For the records below, give the count of lines holding the word "marker" and nothing more.

### The input
****

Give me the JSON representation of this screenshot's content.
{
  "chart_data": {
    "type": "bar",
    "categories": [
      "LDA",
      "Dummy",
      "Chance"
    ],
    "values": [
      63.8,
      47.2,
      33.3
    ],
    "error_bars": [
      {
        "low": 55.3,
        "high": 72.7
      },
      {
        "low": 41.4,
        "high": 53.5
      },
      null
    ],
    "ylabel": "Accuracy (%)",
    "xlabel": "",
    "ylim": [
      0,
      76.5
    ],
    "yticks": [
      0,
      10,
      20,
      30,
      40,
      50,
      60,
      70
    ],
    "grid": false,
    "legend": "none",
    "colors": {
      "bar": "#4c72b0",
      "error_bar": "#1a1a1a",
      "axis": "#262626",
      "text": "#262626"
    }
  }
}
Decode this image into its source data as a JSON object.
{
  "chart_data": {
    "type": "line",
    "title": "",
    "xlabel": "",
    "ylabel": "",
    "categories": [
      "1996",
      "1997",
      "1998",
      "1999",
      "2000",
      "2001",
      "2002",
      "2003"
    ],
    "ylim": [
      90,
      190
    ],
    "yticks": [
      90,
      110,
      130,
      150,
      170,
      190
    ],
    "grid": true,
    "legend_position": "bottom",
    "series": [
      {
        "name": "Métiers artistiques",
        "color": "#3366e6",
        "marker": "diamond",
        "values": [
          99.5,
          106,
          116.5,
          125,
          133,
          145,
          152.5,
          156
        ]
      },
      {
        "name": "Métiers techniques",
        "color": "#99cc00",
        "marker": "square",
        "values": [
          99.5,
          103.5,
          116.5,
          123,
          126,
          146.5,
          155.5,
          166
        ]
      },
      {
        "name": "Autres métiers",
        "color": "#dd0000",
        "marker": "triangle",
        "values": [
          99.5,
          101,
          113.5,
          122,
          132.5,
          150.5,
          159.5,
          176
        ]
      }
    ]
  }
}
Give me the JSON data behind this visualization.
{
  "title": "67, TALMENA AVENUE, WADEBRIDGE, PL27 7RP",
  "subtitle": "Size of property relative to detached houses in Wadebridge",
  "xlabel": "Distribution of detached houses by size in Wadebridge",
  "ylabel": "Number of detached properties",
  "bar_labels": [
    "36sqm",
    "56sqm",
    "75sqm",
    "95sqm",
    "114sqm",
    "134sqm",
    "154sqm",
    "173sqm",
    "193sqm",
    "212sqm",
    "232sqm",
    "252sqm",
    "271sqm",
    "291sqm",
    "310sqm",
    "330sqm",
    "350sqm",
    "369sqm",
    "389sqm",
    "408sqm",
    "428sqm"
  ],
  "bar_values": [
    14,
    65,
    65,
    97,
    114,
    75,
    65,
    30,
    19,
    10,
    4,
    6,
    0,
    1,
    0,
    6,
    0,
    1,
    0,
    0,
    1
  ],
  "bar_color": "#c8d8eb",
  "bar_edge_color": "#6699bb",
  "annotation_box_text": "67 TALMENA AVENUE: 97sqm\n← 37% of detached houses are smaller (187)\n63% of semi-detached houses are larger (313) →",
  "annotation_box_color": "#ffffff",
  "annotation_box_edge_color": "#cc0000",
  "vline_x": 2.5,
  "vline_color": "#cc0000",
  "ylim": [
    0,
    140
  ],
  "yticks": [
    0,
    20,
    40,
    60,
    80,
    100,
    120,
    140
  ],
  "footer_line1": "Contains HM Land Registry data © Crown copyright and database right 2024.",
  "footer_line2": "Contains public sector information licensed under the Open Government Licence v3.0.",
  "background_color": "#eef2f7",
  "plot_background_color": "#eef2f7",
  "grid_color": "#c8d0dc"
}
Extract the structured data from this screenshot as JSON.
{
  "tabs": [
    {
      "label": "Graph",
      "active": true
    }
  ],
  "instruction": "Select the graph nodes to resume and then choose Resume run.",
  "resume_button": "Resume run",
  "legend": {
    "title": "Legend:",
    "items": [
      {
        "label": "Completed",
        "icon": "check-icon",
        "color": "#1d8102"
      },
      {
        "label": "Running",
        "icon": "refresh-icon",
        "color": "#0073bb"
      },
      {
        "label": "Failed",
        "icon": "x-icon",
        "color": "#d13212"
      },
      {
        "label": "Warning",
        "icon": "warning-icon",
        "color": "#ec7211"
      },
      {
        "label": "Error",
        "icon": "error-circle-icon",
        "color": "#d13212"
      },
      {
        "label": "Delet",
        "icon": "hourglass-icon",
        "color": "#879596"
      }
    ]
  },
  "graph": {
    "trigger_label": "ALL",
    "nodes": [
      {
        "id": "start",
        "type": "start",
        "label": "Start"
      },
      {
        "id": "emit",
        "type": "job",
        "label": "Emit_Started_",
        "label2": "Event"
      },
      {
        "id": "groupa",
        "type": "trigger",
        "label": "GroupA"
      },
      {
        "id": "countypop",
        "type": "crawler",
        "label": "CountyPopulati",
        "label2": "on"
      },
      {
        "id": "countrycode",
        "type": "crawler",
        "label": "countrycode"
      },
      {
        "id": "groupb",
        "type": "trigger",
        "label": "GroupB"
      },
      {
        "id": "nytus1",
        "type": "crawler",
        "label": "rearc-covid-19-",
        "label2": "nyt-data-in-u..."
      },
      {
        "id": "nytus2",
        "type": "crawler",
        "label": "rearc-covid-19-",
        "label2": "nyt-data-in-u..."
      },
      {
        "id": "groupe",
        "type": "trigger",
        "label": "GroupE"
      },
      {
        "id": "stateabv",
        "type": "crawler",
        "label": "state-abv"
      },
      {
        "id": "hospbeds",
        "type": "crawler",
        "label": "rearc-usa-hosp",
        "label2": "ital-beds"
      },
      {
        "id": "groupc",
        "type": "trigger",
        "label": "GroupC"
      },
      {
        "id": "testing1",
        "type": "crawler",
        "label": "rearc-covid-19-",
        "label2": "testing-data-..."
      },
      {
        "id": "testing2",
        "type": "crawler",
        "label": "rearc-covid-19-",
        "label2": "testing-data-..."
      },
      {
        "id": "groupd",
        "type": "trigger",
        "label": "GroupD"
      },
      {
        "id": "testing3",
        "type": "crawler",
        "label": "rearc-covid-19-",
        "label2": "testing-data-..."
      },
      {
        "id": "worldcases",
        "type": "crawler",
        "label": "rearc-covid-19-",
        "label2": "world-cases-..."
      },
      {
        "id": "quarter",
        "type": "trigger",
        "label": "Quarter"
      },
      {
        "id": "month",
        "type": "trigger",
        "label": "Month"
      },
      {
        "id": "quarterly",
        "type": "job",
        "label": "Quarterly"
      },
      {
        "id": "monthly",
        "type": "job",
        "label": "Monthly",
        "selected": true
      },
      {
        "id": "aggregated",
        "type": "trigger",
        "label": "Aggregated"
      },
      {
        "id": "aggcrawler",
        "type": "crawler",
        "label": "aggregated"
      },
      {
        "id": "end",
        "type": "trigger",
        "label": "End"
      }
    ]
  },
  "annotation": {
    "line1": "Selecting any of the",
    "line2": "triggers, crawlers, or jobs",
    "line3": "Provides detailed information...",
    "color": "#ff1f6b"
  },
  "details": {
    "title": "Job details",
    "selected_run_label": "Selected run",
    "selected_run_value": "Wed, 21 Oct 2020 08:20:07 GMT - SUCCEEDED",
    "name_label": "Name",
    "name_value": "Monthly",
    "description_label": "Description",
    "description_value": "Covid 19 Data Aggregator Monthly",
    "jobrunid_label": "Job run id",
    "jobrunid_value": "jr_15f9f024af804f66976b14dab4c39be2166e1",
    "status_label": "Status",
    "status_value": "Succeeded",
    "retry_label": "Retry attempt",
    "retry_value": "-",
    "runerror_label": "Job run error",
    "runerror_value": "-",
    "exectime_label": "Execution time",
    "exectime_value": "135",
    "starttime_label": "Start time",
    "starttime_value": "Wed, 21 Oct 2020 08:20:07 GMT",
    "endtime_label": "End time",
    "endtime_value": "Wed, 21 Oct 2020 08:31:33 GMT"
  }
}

****

### Answer below
3